[Opening SOURCE MATERIAL section]
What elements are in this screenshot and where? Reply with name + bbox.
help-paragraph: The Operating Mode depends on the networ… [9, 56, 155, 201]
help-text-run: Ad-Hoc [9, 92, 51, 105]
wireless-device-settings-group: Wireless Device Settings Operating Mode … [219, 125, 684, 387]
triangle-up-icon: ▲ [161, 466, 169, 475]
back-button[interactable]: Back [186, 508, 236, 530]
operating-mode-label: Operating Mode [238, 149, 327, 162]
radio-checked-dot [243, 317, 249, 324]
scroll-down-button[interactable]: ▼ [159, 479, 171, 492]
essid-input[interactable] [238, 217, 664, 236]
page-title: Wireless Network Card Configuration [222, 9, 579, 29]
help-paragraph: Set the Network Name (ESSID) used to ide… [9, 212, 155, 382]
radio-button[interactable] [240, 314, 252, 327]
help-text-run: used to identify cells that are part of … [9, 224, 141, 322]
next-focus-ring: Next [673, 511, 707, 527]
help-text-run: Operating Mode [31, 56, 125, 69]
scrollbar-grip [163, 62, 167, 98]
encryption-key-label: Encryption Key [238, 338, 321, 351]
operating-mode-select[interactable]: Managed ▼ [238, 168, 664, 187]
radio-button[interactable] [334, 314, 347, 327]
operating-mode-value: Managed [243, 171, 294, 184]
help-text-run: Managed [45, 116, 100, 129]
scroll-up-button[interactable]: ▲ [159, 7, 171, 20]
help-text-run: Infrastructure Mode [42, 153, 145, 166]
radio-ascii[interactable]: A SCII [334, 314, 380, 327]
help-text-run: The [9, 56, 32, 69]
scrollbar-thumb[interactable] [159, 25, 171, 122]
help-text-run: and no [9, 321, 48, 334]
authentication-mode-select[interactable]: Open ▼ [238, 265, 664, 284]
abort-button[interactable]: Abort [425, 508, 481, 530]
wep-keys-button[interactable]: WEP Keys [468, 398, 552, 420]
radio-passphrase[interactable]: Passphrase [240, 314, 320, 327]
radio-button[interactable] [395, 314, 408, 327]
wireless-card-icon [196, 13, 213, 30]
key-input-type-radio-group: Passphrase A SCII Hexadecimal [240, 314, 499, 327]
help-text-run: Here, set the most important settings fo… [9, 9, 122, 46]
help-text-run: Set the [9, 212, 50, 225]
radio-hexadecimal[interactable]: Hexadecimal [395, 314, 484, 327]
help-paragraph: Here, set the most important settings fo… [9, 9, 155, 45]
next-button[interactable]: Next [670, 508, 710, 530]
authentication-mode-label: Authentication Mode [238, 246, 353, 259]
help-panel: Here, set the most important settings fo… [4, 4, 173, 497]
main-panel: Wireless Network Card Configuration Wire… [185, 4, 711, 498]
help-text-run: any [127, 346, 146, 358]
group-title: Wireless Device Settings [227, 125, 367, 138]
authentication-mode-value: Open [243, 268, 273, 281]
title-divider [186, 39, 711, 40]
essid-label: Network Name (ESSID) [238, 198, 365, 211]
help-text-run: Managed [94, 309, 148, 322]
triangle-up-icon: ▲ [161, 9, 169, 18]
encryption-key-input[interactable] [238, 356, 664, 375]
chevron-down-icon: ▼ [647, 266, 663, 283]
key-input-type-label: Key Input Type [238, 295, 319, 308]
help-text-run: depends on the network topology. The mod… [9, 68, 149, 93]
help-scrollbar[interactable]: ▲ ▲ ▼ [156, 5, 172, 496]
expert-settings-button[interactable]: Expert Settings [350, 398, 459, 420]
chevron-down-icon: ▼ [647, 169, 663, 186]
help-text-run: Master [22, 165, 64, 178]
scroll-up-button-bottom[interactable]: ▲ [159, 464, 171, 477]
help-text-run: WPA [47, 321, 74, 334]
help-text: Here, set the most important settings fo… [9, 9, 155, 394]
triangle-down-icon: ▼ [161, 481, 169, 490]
[Closing SOURCE MATERIAL section]
[Opening SOURCE MATERIAL section]
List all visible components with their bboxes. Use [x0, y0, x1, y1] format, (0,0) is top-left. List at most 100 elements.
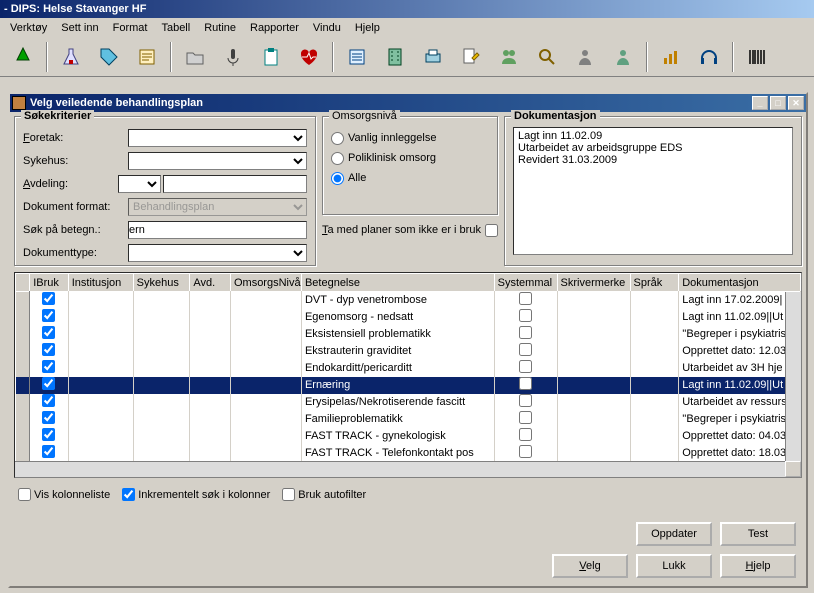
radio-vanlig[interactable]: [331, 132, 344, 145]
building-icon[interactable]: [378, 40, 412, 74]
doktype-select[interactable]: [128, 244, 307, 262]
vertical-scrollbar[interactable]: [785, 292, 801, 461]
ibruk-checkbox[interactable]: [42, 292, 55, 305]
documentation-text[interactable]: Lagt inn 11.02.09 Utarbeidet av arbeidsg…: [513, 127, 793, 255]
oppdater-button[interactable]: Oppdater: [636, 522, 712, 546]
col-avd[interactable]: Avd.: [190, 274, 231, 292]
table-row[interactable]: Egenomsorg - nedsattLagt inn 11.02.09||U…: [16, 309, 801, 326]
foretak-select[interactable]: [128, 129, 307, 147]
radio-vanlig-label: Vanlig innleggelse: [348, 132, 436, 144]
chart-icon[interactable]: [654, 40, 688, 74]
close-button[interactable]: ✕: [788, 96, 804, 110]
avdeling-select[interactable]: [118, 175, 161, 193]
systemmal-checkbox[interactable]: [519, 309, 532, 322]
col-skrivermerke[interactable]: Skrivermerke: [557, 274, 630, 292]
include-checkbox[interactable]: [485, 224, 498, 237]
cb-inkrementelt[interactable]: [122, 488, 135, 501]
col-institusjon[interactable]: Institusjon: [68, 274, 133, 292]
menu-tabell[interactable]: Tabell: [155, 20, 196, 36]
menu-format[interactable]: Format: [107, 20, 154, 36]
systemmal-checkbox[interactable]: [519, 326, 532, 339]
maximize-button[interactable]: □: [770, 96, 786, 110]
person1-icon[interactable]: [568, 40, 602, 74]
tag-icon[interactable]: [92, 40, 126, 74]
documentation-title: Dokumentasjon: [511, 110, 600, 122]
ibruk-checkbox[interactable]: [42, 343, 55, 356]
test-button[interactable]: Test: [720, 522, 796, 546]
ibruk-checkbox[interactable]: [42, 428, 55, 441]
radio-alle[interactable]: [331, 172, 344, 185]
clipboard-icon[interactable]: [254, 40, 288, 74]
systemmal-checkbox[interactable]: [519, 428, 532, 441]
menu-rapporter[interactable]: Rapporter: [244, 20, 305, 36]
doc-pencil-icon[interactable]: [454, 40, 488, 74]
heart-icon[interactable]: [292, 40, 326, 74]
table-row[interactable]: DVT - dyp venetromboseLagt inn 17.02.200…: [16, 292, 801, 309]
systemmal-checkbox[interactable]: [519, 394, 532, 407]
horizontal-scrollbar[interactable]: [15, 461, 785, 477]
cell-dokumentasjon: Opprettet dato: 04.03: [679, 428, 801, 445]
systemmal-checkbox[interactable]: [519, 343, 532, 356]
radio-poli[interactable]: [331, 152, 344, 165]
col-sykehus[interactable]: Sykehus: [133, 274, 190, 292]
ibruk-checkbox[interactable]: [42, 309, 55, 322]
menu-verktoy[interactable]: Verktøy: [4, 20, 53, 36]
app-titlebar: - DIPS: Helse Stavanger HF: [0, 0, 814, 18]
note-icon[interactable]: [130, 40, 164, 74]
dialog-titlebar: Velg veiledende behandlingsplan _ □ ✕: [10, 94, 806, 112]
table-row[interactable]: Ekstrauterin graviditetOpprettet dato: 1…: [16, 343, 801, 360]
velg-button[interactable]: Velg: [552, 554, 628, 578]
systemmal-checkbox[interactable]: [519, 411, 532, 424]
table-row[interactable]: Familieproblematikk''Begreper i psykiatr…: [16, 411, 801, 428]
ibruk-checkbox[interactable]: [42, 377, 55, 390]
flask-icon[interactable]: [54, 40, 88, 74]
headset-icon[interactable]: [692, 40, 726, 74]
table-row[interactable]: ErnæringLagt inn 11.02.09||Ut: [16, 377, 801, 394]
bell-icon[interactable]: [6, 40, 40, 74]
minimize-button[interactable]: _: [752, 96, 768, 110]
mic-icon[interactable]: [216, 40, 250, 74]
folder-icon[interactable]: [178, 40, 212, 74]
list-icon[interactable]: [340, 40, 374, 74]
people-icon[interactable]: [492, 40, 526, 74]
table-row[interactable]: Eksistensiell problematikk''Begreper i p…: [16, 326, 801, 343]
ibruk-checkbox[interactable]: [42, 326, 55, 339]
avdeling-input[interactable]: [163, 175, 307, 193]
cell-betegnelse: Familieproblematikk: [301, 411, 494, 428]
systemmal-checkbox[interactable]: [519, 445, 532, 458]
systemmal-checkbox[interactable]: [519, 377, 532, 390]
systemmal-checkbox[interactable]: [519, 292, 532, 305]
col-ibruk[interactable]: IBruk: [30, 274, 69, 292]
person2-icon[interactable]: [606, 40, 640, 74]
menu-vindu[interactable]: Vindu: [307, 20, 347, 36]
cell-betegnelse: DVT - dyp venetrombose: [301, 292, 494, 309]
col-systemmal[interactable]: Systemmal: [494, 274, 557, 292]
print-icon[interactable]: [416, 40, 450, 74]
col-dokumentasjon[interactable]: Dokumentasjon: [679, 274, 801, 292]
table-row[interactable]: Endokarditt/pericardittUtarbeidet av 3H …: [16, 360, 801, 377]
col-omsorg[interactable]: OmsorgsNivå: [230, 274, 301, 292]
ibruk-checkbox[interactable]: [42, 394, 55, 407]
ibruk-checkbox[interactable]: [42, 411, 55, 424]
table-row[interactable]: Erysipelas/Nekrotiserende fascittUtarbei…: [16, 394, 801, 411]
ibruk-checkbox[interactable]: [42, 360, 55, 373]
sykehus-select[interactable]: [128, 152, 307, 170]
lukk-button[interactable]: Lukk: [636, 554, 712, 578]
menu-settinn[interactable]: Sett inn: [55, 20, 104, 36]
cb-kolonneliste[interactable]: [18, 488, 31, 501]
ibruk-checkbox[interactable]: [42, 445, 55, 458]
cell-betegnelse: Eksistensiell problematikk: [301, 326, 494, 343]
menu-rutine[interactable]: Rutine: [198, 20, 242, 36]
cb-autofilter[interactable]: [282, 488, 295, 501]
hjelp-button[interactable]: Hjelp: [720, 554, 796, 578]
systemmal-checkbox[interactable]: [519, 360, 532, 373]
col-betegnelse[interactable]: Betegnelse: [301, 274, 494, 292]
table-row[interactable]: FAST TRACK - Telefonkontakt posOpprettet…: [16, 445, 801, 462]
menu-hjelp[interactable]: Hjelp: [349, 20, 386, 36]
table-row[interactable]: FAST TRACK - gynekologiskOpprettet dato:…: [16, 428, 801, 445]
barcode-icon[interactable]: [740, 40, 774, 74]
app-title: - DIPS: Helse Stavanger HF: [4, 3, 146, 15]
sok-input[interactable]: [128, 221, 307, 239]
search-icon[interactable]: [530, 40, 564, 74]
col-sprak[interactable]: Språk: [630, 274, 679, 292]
[Closing SOURCE MATERIAL section]
* _WORK REQUIRED_
Respond with a number only: how many lines in the material contain the string "Helse"?

* _EXERCISE SOLUTION_
2